=== Task brief ===
Where a line of the listing below includes the word "членов", reproduce that line.
________________________________________
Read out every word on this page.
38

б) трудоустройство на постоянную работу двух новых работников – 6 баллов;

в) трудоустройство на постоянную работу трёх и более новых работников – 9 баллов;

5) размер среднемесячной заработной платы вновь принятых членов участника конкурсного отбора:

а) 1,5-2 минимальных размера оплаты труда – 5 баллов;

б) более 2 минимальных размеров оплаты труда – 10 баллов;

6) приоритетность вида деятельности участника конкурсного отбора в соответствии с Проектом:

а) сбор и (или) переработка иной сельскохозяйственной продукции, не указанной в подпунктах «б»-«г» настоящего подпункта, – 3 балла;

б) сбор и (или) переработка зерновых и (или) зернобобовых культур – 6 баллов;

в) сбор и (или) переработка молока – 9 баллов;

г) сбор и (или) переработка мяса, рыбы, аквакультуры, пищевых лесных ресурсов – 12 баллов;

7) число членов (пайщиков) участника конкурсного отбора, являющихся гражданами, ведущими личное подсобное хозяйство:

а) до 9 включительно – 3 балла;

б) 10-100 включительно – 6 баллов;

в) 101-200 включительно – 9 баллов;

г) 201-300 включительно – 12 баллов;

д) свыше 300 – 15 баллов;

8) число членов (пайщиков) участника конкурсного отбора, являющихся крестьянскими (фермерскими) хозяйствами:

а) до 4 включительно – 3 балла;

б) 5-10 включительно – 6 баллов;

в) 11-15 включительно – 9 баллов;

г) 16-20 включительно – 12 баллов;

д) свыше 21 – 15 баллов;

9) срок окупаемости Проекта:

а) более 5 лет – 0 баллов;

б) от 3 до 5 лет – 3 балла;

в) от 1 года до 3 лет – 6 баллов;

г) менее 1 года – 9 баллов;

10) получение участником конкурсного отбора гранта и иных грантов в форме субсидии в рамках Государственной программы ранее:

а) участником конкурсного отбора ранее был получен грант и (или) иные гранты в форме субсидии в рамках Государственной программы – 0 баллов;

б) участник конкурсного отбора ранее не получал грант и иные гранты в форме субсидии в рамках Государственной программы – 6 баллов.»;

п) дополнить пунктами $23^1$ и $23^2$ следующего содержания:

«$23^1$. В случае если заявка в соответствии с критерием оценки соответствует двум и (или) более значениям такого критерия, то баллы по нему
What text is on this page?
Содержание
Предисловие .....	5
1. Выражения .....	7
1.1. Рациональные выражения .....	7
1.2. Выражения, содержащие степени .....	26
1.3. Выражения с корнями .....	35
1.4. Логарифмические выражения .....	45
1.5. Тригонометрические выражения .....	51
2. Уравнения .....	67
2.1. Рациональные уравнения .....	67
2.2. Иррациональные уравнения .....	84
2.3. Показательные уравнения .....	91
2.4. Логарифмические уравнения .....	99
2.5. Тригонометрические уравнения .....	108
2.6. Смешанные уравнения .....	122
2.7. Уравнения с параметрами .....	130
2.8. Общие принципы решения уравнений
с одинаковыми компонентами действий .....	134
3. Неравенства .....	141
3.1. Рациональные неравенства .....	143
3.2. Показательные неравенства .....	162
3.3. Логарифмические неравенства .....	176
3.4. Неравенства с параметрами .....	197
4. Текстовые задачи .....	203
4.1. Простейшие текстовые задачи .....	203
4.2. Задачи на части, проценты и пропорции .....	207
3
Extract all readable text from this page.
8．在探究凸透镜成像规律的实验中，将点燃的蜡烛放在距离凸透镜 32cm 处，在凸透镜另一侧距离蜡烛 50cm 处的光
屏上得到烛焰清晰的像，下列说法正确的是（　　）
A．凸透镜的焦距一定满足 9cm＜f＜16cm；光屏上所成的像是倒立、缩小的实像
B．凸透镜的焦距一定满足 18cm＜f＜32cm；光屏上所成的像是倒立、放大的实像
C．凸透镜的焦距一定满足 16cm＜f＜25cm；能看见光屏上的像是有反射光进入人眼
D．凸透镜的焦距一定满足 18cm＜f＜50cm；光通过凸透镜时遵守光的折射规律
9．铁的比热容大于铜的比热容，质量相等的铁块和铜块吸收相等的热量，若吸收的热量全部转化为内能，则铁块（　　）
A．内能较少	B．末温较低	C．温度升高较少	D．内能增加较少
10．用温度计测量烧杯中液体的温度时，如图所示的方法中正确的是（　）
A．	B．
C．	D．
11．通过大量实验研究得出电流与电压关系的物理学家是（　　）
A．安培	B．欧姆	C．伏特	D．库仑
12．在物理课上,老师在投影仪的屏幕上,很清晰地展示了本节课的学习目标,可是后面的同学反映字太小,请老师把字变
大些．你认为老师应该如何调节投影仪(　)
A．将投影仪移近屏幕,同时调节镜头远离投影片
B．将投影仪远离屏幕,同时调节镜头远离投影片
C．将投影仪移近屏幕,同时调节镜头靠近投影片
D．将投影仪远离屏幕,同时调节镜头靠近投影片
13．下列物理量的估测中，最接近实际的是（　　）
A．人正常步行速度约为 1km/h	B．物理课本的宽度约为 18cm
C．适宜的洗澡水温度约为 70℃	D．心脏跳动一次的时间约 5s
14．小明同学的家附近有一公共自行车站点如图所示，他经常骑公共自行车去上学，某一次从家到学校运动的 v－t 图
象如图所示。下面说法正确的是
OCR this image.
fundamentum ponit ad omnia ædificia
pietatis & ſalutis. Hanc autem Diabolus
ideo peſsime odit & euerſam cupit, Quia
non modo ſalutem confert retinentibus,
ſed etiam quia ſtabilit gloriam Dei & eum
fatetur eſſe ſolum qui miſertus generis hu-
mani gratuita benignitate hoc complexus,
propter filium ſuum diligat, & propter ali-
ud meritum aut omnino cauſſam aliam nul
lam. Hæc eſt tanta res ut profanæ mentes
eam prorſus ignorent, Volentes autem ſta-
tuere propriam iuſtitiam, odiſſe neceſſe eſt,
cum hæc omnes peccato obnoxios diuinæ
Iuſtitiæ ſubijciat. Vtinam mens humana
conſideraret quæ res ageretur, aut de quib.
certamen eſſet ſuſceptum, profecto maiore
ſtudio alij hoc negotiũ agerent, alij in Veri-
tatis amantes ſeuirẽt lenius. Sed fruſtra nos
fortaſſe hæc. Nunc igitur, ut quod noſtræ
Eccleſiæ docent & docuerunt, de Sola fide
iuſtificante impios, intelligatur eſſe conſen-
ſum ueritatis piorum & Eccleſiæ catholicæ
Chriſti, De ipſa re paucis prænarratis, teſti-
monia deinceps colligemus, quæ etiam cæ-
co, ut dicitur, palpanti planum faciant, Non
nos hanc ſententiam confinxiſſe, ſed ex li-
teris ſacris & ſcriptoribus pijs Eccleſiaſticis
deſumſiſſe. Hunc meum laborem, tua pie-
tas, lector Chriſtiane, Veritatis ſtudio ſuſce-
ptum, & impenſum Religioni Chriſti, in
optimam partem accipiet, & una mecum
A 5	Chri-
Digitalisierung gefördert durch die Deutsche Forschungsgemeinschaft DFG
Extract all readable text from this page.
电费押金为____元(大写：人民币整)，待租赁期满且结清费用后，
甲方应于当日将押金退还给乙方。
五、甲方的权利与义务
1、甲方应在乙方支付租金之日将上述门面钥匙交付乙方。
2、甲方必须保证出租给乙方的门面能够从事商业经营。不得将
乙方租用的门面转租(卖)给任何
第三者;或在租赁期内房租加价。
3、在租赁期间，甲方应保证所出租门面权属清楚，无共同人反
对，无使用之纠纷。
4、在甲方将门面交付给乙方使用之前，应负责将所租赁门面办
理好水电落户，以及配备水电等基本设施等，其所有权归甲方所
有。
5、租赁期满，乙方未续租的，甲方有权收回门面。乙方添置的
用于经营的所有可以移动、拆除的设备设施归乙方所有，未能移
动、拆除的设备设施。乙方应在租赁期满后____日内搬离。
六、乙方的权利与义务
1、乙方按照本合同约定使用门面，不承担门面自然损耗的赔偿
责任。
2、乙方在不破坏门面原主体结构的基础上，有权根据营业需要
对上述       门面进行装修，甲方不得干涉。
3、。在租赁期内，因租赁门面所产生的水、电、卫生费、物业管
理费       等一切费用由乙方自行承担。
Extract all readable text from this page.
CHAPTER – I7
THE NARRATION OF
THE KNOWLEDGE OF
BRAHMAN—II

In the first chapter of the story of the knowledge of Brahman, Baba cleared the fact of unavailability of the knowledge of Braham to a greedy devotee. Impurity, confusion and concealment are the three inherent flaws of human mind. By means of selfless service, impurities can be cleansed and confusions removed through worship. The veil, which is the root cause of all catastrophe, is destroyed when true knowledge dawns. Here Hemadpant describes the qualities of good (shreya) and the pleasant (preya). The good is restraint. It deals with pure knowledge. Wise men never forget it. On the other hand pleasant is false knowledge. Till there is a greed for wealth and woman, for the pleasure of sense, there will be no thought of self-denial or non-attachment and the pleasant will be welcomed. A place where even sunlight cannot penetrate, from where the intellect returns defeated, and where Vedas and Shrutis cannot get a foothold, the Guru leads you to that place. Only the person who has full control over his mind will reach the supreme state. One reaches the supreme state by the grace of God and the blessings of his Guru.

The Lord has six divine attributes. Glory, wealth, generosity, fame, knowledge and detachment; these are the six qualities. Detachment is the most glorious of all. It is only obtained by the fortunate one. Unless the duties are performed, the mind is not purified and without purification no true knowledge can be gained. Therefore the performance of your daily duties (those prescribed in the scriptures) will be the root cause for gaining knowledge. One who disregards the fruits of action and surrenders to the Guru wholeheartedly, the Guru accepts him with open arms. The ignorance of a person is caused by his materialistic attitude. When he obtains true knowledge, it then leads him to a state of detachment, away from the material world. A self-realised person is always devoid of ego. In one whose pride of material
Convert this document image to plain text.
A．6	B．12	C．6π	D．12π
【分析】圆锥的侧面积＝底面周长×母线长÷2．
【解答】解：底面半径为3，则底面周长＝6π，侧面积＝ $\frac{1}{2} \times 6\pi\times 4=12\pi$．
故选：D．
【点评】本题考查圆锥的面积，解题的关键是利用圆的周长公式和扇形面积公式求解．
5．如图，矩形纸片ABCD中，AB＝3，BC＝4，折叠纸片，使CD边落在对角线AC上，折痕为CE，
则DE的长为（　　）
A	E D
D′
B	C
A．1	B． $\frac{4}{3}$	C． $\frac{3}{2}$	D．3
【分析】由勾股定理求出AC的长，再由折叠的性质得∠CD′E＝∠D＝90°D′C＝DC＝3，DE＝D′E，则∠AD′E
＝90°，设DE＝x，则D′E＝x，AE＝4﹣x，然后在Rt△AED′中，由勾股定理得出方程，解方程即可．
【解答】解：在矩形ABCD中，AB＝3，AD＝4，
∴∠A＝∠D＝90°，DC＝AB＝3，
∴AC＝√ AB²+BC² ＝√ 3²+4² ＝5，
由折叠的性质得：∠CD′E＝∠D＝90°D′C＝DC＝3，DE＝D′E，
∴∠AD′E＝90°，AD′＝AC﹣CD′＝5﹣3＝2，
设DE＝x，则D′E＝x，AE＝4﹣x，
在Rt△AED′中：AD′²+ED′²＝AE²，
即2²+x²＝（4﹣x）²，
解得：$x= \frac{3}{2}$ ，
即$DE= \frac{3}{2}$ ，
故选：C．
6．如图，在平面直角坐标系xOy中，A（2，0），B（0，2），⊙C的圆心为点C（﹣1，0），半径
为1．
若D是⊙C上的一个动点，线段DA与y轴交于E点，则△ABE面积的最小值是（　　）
________________________________________
=== Final result ===
5) размер среднемесячной заработной платы вновь принятых членов участника конкурсного отбора:
7) число членов (пайщиков) участника конкурсного отбора, являющихся гражданами, ведущими личное подсобное хозяйство:
8) число членов (пайщиков) участника конкурсного отбора, являющихся крестьянскими (фермерскими) хозяйствами:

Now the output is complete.